** PROMPT **
Repeat each entry exactly and drop the pictures.

** EXTRACTED DATA **
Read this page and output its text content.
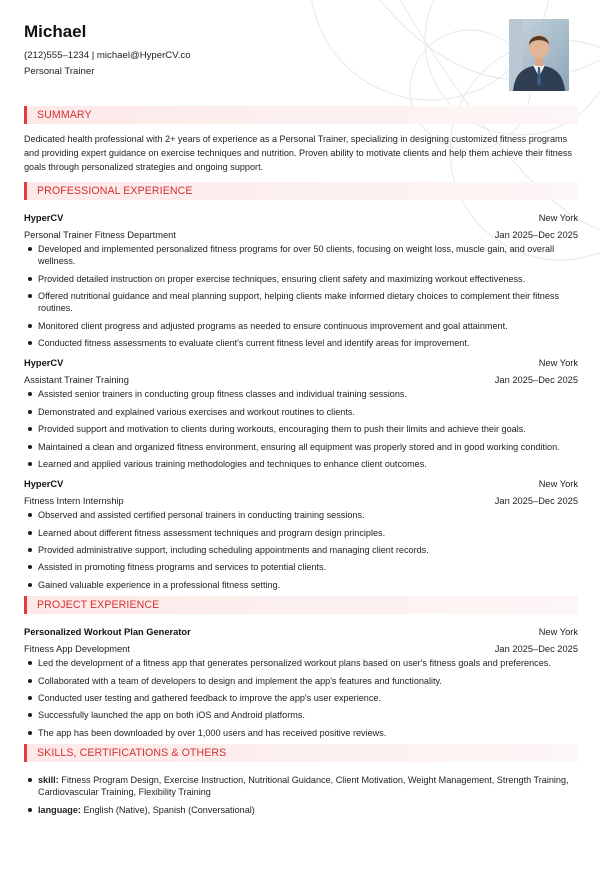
Michael
(212)555–1234 | michael@HyperCV.co
Personal Trainer
SUMMARY
Dedicated health professional with 2+ years of experience as a Personal Trainer, specializing in designing customized fitness programs and providing expert guidance on exercise techniques and nutrition. Proven ability to motivate clients and help them achieve their fitness goals through personalized strategies and ongoing support.
PROFESSIONAL EXPERIENCE
HyperCV	New York
Personal Trainer Fitness Department	Jan 2025–Dec 2025
Developed and implemented personalized fitness programs for over 50 clients, focusing on weight loss, muscle gain, and overall wellness.
Provided detailed instruction on proper exercise techniques, ensuring client safety and maximizing workout effectiveness.
Offered nutritional guidance and meal planning support, helping clients make informed dietary choices to complement their fitness routines.
Monitored client progress and adjusted programs as needed to ensure continuous improvement and goal attainment.
Conducted fitness assessments to evaluate client's current fitness level and identify areas for improvement.
HyperCV	New York
Assistant Trainer Training	Jan 2025–Dec 2025
Assisted senior trainers in conducting group fitness classes and individual training sessions.
Demonstrated and explained various exercises and workout routines to clients.
Provided support and motivation to clients during workouts, encouraging them to push their limits and achieve their goals.
Maintained a clean and organized fitness environment, ensuring all equipment was properly stored and in good working condition.
Learned and applied various training methodologies and techniques to enhance client outcomes.
HyperCV	New York
Fitness Intern Internship	Jan 2025–Dec 2025
Observed and assisted certified personal trainers in conducting training sessions.
Learned about different fitness assessment techniques and program design principles.
Provided administrative support, including scheduling appointments and managing client records.
Assisted in promoting fitness programs and services to potential clients.
Gained valuable experience in a professional fitness setting.
PROJECT EXPERIENCE
Personalized Workout Plan Generator	New York
Fitness App Development	Jan 2025–Dec 2025
Led the development of a fitness app that generates personalized workout plans based on user's fitness goals and preferences.
Collaborated with a team of developers to design and implement the app's features and functionality.
Conducted user testing and gathered feedback to improve the app's user experience.
Successfully launched the app on both iOS and Android platforms.
The app has been downloaded by over 1,000 users and has received positive reviews.
SKILLS, CERTIFICATIONS & OTHERS
skill: Fitness Program Design, Exercise Instruction, Nutritional Guidance, Client Motivation, Weight Management, Strength Training, Cardiovascular Training, Flexibility Training
language: English (Native), Spanish (Conversational)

** WRITTEN REPLY **
Read this page and output its text content.
Michael
(212)555–1234 | michael@HyperCV.co
Personal Trainer
SUMMARY
Dedicated health professional with 2+ years of experience as a Personal Trainer, specializing in designing customized fitness programs and providing expert guidance on exercise techniques and nutrition. Proven ability to motivate clients and help them achieve their fitness goals through personalized strategies and ongoing support.
PROFESSIONAL EXPERIENCE
HyperCV	New York
Personal Trainer Fitness Department	Jan 2025–Dec 2025
Developed and implemented personalized fitness programs for over 50 clients, focusing on weight loss, muscle gain, and overall wellness.
Provided detailed instruction on proper exercise techniques, ensuring client safety and maximizing workout effectiveness.
Offered nutritional guidance and meal planning support, helping clients make informed dietary choices to complement their fitness routines.
Monitored client progress and adjusted programs as needed to ensure continuous improvement and goal attainment.
Conducted fitness assessments to evaluate client's current fitness level and identify areas for improvement.
HyperCV	New York
Assistant Trainer Training	Jan 2025–Dec 2025
Assisted senior trainers in conducting group fitness classes and individual training sessions.
Demonstrated and explained various exercises and workout routines to clients.
Provided support and motivation to clients during workouts, encouraging them to push their limits and achieve their goals.
Maintained a clean and organized fitness environment, ensuring all equipment was properly stored and in good working condition.
Learned and applied various training methodologies and techniques to enhance client outcomes.
HyperCV	New York
Fitness Intern Internship	Jan 2025–Dec 2025
Observed and assisted certified personal trainers in conducting training sessions.
Learned about different fitness assessment techniques and program design principles.
Provided administrative support, including scheduling appointments and managing client records.
Assisted in promoting fitness programs and services to potential clients.
Gained valuable experience in a professional fitness setting.
PROJECT EXPERIENCE
Personalized Workout Plan Generator	New York
Fitness App Development	Jan 2025–Dec 2025
Led the development of a fitness app that generates personalized workout plans based on user's fitness goals and preferences.
Collaborated with a team of developers to design and implement the app's features and functionality.
Conducted user testing and gathered feedback to improve the app's user experience.
Successfully launched the app on both iOS and Android platforms.
The app has been downloaded by over 1,000 users and has received positive reviews.
SKILLS, CERTIFICATIONS & OTHERS
skill: Fitness Program Design, Exercise Instruction, Nutritional Guidance, Client Motivation, Weight Management, Strength Training, Cardiovascular Training, Flexibility Training
language: English (Native), Spanish (Conversational)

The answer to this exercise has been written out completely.